[A block of data]
☆ ☆ ☆ ☆ ☆ ☆ ☆
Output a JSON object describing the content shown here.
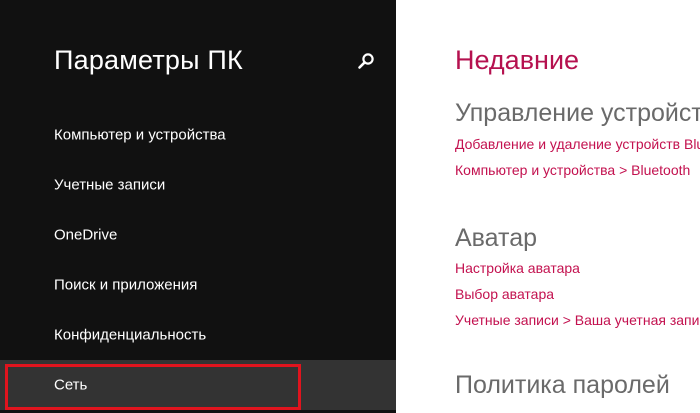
{
  "sidebar": {
    "title": "Параметры ПК",
    "search_icon": "search-icon",
    "items": [
      {
        "label": "Компьютер и устройства"
      },
      {
        "label": "Учетные записи"
      },
      {
        "label": "OneDrive"
      },
      {
        "label": "Поиск и приложения"
      },
      {
        "label": "Конфиденциальность"
      },
      {
        "label": "Сеть",
        "selected": true
      }
    ]
  },
  "content": {
    "heading": "Недавние",
    "sections": [
      {
        "title": "Управление устройствами",
        "links": [
          "Добавление и удаление устройств Bluetooth",
          "Компьютер и устройства > Bluetooth"
        ]
      },
      {
        "title": "Аватар",
        "links": [
          "Настройка аватара",
          "Выбор аватара",
          "Учетные записи > Ваша учетная запись"
        ]
      },
      {
        "title": "Политика паролей",
        "links": []
      }
    ]
  },
  "colors": {
    "sidebar_bg": "#111111",
    "selected_item_bg": "#333333",
    "accent": "#b5114f",
    "link": "#c3114f",
    "section_title": "#6a6a6a",
    "highlight_border": "#e0141e"
  }
}
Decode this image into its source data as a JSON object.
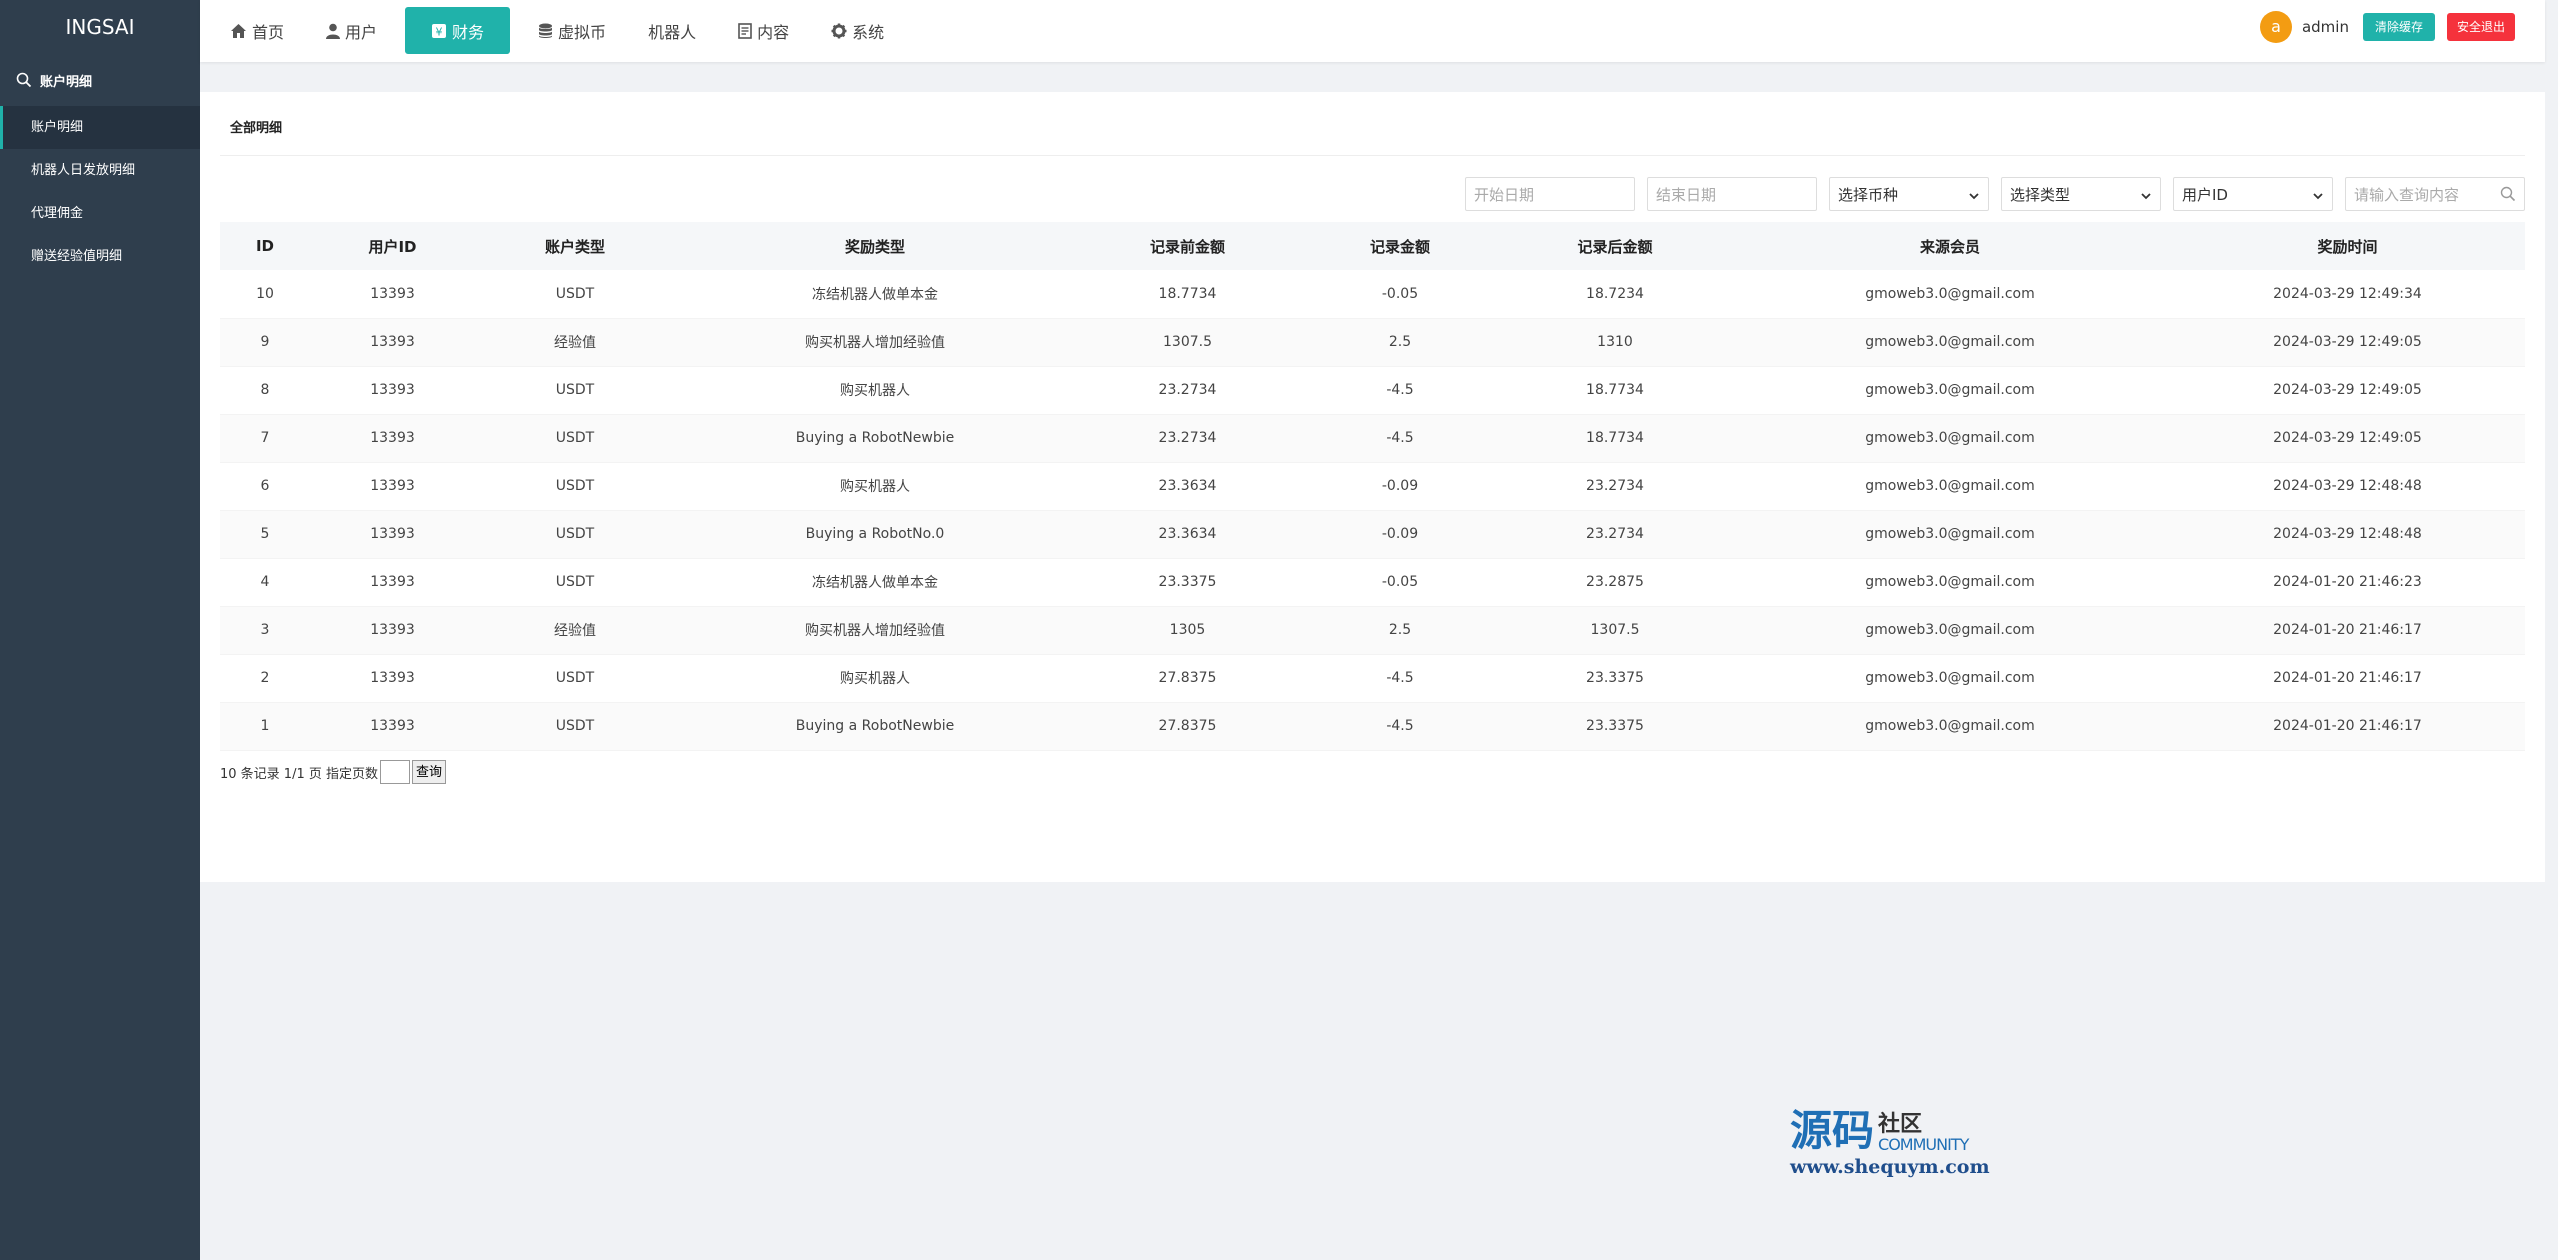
{
  "app": {
    "logo": "INGSAI"
  },
  "sidebar": {
    "group_label": "账户明细",
    "items": [
      {
        "label": "账户明细",
        "active": true
      },
      {
        "label": "机器人日发放明细"
      },
      {
        "label": "代理佣金"
      },
      {
        "label": "赠送经验值明细"
      }
    ]
  },
  "nav": {
    "items": [
      {
        "label": "首页",
        "icon": "home-icon"
      },
      {
        "label": "用户",
        "icon": "user-icon"
      },
      {
        "label": "财务",
        "icon": "finance-icon",
        "active": true
      },
      {
        "label": "虚拟币",
        "icon": "database-icon"
      },
      {
        "label": "机器人",
        "icon": ""
      },
      {
        "label": "内容",
        "icon": "document-icon"
      },
      {
        "label": "系统",
        "icon": "gear-icon"
      }
    ]
  },
  "header": {
    "avatar_letter": "a",
    "username": "admin",
    "clear_cache": "清除缓存",
    "logout": "安全退出"
  },
  "card": {
    "title": "全部明细"
  },
  "filters": {
    "start_date": "开始日期",
    "end_date": "结束日期",
    "currency": "选择币种",
    "type": "选择类型",
    "user_field": "用户ID",
    "search_placeholder": "请输入查询内容"
  },
  "table": {
    "headers": [
      "ID",
      "用户ID",
      "账户类型",
      "奖励类型",
      "记录前金额",
      "记录金额",
      "记录后金额",
      "来源会员",
      "奖励时间"
    ],
    "rows": [
      [
        "10",
        "13393",
        "USDT",
        "冻结机器人做单本金",
        "18.7734",
        "-0.05",
        "18.7234",
        "gmoweb3.0@gmail.com",
        "2024-03-29 12:49:34"
      ],
      [
        "9",
        "13393",
        "经验值",
        "购买机器人增加经验值",
        "1307.5",
        "2.5",
        "1310",
        "gmoweb3.0@gmail.com",
        "2024-03-29 12:49:05"
      ],
      [
        "8",
        "13393",
        "USDT",
        "购买机器人",
        "23.2734",
        "-4.5",
        "18.7734",
        "gmoweb3.0@gmail.com",
        "2024-03-29 12:49:05"
      ],
      [
        "7",
        "13393",
        "USDT",
        "Buying a RobotNewbie",
        "23.2734",
        "-4.5",
        "18.7734",
        "gmoweb3.0@gmail.com",
        "2024-03-29 12:49:05"
      ],
      [
        "6",
        "13393",
        "USDT",
        "购买机器人",
        "23.3634",
        "-0.09",
        "23.2734",
        "gmoweb3.0@gmail.com",
        "2024-03-29 12:48:48"
      ],
      [
        "5",
        "13393",
        "USDT",
        "Buying a RobotNo.0",
        "23.3634",
        "-0.09",
        "23.2734",
        "gmoweb3.0@gmail.com",
        "2024-03-29 12:48:48"
      ],
      [
        "4",
        "13393",
        "USDT",
        "冻结机器人做单本金",
        "23.3375",
        "-0.05",
        "23.2875",
        "gmoweb3.0@gmail.com",
        "2024-01-20 21:46:23"
      ],
      [
        "3",
        "13393",
        "经验值",
        "购买机器人增加经验值",
        "1305",
        "2.5",
        "1307.5",
        "gmoweb3.0@gmail.com",
        "2024-01-20 21:46:17"
      ],
      [
        "2",
        "13393",
        "USDT",
        "购买机器人",
        "27.8375",
        "-4.5",
        "23.3375",
        "gmoweb3.0@gmail.com",
        "2024-01-20 21:46:17"
      ],
      [
        "1",
        "13393",
        "USDT",
        "Buying a RobotNewbie",
        "27.8375",
        "-4.5",
        "23.3375",
        "gmoweb3.0@gmail.com",
        "2024-01-20 21:46:17"
      ]
    ]
  },
  "pager": {
    "text": "10 条记录 1/1 页 指定页数",
    "go": "查询"
  },
  "watermark": {
    "big": "源码",
    "small": "社区",
    "community": "COMMUNITY",
    "url": "www.shequym.com"
  },
  "colors": {
    "accent": "#20b2aa",
    "sidebar": "#2f3e4d",
    "danger": "#f5323c",
    "avatar": "#f39c12"
  }
}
☆ ☆ ☆ ☆ ☆ ☆ ☆
▸ What you need to do
Working from the material above, transcribe it exactly while omitting pictures.

▸ Worked solution
Output a JSON object describing the content shown here.
{
  "sidebar": {
    "title": "Параметры ПК",
    "search_icon": "search-icon",
    "items": [
      {
        "label": "Компьютер и устройства"
      },
      {
        "label": "Учетные записи"
      },
      {
        "label": "OneDrive"
      },
      {
        "label": "Поиск и приложения"
      },
      {
        "label": "Конфиденциальность"
      },
      {
        "label": "Сеть",
        "selected": true
      }
    ]
  },
  "content": {
    "heading": "Недавние",
    "sections": [
      {
        "title": "Управление устройствами",
        "links": [
          "Добавление и удаление устройств Bluetooth",
          "Компьютер и устройства > Bluetooth"
        ]
      },
      {
        "title": "Аватар",
        "links": [
          "Настройка аватара",
          "Выбор аватара",
          "Учетные записи > Ваша учетная запись"
        ]
      },
      {
        "title": "Политика паролей",
        "links": []
      }
    ]
  },
  "colors": {
    "sidebar_bg": "#111111",
    "selected_item_bg": "#333333",
    "accent": "#b5114f",
    "link": "#c3114f",
    "section_title": "#6a6a6a",
    "highlight_border": "#e0141e"
  }
}
Decode this image into its source data as a JSON object.
{
  "app": {
    "logo": "INGSAI"
  },
  "sidebar": {
    "group_label": "账户明细",
    "items": [
      {
        "label": "账户明细",
        "active": true
      },
      {
        "label": "机器人日发放明细"
      },
      {
        "label": "代理佣金"
      },
      {
        "label": "赠送经验值明细"
      }
    ]
  },
  "nav": {
    "items": [
      {
        "label": "首页",
        "icon": "home-icon"
      },
      {
        "label": "用户",
        "icon": "user-icon"
      },
      {
        "label": "财务",
        "icon": "finance-icon",
        "active": true
      },
      {
        "label": "虚拟币",
        "icon": "database-icon"
      },
      {
        "label": "机器人",
        "icon": ""
      },
      {
        "label": "内容",
        "icon": "document-icon"
      },
      {
        "label": "系统",
        "icon": "gear-icon"
      }
    ]
  },
  "header": {
    "avatar_letter": "a",
    "username": "admin",
    "clear_cache": "清除缓存",
    "logout": "安全退出"
  },
  "card": {
    "title": "全部明细"
  },
  "filters": {
    "start_date": "开始日期",
    "end_date": "结束日期",
    "currency": "选择币种",
    "type": "选择类型",
    "user_field": "用户ID",
    "search_placeholder": "请输入查询内容"
  },
  "table": {
    "headers": [
      "ID",
      "用户ID",
      "账户类型",
      "奖励类型",
      "记录前金额",
      "记录金额",
      "记录后金额",
      "来源会员",
      "奖励时间"
    ],
    "rows": [
      [
        "10",
        "13393",
        "USDT",
        "冻结机器人做单本金",
        "18.7734",
        "-0.05",
        "18.7234",
        "gmoweb3.0@gmail.com",
        "2024-03-29 12:49:34"
      ],
      [
        "9",
        "13393",
        "经验值",
        "购买机器人增加经验值",
        "1307.5",
        "2.5",
        "1310",
        "gmoweb3.0@gmail.com",
        "2024-03-29 12:49:05"
      ],
      [
        "8",
        "13393",
        "USDT",
        "购买机器人",
        "23.2734",
        "-4.5",
        "18.7734",
        "gmoweb3.0@gmail.com",
        "2024-03-29 12:49:05"
      ],
      [
        "7",
        "13393",
        "USDT",
        "Buying a RobotNewbie",
        "23.2734",
        "-4.5",
        "18.7734",
        "gmoweb3.0@gmail.com",
        "2024-03-29 12:49:05"
      ],
      [
        "6",
        "13393",
        "USDT",
        "购买机器人",
        "23.3634",
        "-0.09",
        "23.2734",
        "gmoweb3.0@gmail.com",
        "2024-03-29 12:48:48"
      ],
      [
        "5",
        "13393",
        "USDT",
        "Buying a RobotNo.0",
        "23.3634",
        "-0.09",
        "23.2734",
        "gmoweb3.0@gmail.com",
        "2024-03-29 12:48:48"
      ],
      [
        "4",
        "13393",
        "USDT",
        "冻结机器人做单本金",
        "23.3375",
        "-0.05",
        "23.2875",
        "gmoweb3.0@gmail.com",
        "2024-01-20 21:46:23"
      ],
      [
        "3",
        "13393",
        "经验值",
        "购买机器人增加经验值",
        "1305",
        "2.5",
        "1307.5",
        "gmoweb3.0@gmail.com",
        "2024-01-20 21:46:17"
      ],
      [
        "2",
        "13393",
        "USDT",
        "购买机器人",
        "27.8375",
        "-4.5",
        "23.3375",
        "gmoweb3.0@gmail.com",
        "2024-01-20 21:46:17"
      ],
      [
        "1",
        "13393",
        "USDT",
        "Buying a RobotNewbie",
        "27.8375",
        "-4.5",
        "23.3375",
        "gmoweb3.0@gmail.com",
        "2024-01-20 21:46:17"
      ]
    ]
  },
  "pager": {
    "text": "10 条记录 1/1 页 指定页数",
    "go": "查询"
  },
  "watermark": {
    "big": "源码",
    "small": "社区",
    "community": "COMMUNITY",
    "url": "www.shequym.com"
  },
  "colors": {
    "accent": "#20b2aa",
    "sidebar": "#2f3e4d",
    "danger": "#f5323c",
    "avatar": "#f39c12"
  }
}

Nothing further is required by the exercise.